EXERCISE DETAILS » The entire listing is to be repeated verbatim.

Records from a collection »
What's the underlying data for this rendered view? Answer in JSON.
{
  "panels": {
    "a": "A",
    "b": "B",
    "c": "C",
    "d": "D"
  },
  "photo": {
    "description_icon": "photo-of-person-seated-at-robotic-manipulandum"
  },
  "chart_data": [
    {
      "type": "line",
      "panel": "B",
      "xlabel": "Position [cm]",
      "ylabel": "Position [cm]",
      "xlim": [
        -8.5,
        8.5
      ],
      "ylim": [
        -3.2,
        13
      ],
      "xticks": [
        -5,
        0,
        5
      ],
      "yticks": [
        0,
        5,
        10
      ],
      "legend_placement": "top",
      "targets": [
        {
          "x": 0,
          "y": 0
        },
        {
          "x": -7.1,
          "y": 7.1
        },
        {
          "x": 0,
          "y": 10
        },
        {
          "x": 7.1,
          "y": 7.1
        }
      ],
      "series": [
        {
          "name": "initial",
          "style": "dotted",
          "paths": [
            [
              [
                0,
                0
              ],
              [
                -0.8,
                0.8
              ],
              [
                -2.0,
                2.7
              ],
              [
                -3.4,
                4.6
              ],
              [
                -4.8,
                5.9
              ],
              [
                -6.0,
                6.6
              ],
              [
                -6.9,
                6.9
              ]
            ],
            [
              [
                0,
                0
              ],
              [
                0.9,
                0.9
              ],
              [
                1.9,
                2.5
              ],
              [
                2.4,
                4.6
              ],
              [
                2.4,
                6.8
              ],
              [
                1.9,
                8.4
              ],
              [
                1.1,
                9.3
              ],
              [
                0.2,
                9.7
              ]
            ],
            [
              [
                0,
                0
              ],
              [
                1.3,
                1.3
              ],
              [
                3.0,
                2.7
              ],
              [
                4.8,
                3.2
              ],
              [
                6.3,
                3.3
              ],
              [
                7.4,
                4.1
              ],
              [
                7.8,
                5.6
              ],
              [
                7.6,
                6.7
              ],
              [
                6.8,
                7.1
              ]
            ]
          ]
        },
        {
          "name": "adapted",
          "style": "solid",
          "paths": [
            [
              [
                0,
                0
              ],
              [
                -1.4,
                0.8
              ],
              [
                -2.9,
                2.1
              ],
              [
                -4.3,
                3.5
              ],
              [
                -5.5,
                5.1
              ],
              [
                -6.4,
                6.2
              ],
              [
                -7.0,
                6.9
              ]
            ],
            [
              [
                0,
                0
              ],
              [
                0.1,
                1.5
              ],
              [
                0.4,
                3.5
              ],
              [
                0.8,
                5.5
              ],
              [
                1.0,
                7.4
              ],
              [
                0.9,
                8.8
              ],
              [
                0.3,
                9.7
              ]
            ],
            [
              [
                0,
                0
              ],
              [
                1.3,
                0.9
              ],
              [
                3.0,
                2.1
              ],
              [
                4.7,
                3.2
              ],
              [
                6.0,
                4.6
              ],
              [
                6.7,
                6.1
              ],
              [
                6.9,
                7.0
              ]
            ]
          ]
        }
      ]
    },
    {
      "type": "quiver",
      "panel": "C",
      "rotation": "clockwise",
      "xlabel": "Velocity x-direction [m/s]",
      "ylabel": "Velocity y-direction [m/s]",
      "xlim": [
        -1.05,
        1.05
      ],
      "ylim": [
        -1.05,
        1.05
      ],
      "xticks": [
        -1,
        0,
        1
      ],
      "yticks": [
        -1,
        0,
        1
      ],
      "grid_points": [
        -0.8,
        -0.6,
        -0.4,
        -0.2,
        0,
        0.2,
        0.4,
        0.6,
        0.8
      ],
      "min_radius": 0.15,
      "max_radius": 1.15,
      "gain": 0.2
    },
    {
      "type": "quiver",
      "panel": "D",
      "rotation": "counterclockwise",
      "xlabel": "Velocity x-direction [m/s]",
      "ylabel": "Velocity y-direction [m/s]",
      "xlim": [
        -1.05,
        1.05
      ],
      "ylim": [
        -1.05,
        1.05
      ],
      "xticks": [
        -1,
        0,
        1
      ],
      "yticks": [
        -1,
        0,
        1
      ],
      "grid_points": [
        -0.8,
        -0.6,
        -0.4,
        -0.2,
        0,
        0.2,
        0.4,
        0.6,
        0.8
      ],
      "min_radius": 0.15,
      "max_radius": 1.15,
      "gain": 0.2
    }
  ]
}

ANSWER TO THIS TASK »
What's the underlying data for this rendered view? Answer in JSON.
{
  "panels": {
    "a": "A",
    "b": "B",
    "c": "C",
    "d": "D"
  },
  "photo": {
    "description_icon": "photo-of-person-seated-at-robotic-manipulandum"
  },
  "chart_data": [
    {
      "type": "line",
      "panel": "B",
      "xlabel": "Position [cm]",
      "ylabel": "Position [cm]",
      "xlim": [
        -8.5,
        8.5
      ],
      "ylim": [
        -3.2,
        13
      ],
      "xticks": [
        -5,
        0,
        5
      ],
      "yticks": [
        0,
        5,
        10
      ],
      "legend_placement": "top",
      "targets": [
        {
          "x": 0,
          "y": 0
        },
        {
          "x": -7.1,
          "y": 7.1
        },
        {
          "x": 0,
          "y": 10
        },
        {
          "x": 7.1,
          "y": 7.1
        }
      ],
      "series": [
        {
          "name": "initial",
          "style": "dotted",
          "paths": [
            [
              [
                0,
                0
              ],
              [
                -0.8,
                0.8
              ],
              [
                -2.0,
                2.7
              ],
              [
                -3.4,
                4.6
              ],
              [
                -4.8,
                5.9
              ],
              [
                -6.0,
                6.6
              ],
              [
                -6.9,
                6.9
              ]
            ],
            [
              [
                0,
                0
              ],
              [
                0.9,
                0.9
              ],
              [
                1.9,
                2.5
              ],
              [
                2.4,
                4.6
              ],
              [
                2.4,
                6.8
              ],
              [
                1.9,
                8.4
              ],
              [
                1.1,
                9.3
              ],
              [
                0.2,
                9.7
              ]
            ],
            [
              [
                0,
                0
              ],
              [
                1.3,
                1.3
              ],
              [
                3.0,
                2.7
              ],
              [
                4.8,
                3.2
              ],
              [
                6.3,
                3.3
              ],
              [
                7.4,
                4.1
              ],
              [
                7.8,
                5.6
              ],
              [
                7.6,
                6.7
              ],
              [
                6.8,
                7.1
              ]
            ]
          ]
        },
        {
          "name": "adapted",
          "style": "solid",
          "paths": [
            [
              [
                0,
                0
              ],
              [
                -1.4,
                0.8
              ],
              [
                -2.9,
                2.1
              ],
              [
                -4.3,
                3.5
              ],
              [
                -5.5,
                5.1
              ],
              [
                -6.4,
                6.2
              ],
              [
                -7.0,
                6.9
              ]
            ],
            [
              [
                0,
                0
              ],
              [
                0.1,
                1.5
              ],
              [
                0.4,
                3.5
              ],
              [
                0.8,
                5.5
              ],
              [
                1.0,
                7.4
              ],
              [
                0.9,
                8.8
              ],
              [
                0.3,
                9.7
              ]
            ],
            [
              [
                0,
                0
              ],
              [
                1.3,
                0.9
              ],
              [
                3.0,
                2.1
              ],
              [
                4.7,
                3.2
              ],
              [
                6.0,
                4.6
              ],
              [
                6.7,
                6.1
              ],
              [
                6.9,
                7.0
              ]
            ]
          ]
        }
      ]
    },
    {
      "type": "quiver",
      "panel": "C",
      "rotation": "clockwise",
      "xlabel": "Velocity x-direction [m/s]",
      "ylabel": "Velocity y-direction [m/s]",
      "xlim": [
        -1.05,
        1.05
      ],
      "ylim": [
        -1.05,
        1.05
      ],
      "xticks": [
        -1,
        0,
        1
      ],
      "yticks": [
        -1,
        0,
        1
      ],
      "grid_points": [
        -0.8,
        -0.6,
        -0.4,
        -0.2,
        0,
        0.2,
        0.4,
        0.6,
        0.8
      ],
      "min_radius": 0.15,
      "max_radius": 1.15,
      "gain": 0.2
    },
    {
      "type": "quiver",
      "panel": "D",
      "rotation": "counterclockwise",
      "xlabel": "Velocity x-direction [m/s]",
      "ylabel": "Velocity y-direction [m/s]",
      "xlim": [
        -1.05,
        1.05
      ],
      "ylim": [
        -1.05,
        1.05
      ],
      "xticks": [
        -1,
        0,
        1
      ],
      "yticks": [
        -1,
        0,
        1
      ],
      "grid_points": [
        -0.8,
        -0.6,
        -0.4,
        -0.2,
        0,
        0.2,
        0.4,
        0.6,
        0.8
      ],
      "min_radius": 0.15,
      "max_radius": 1.15,
      "gain": 0.2
    }
  ]
}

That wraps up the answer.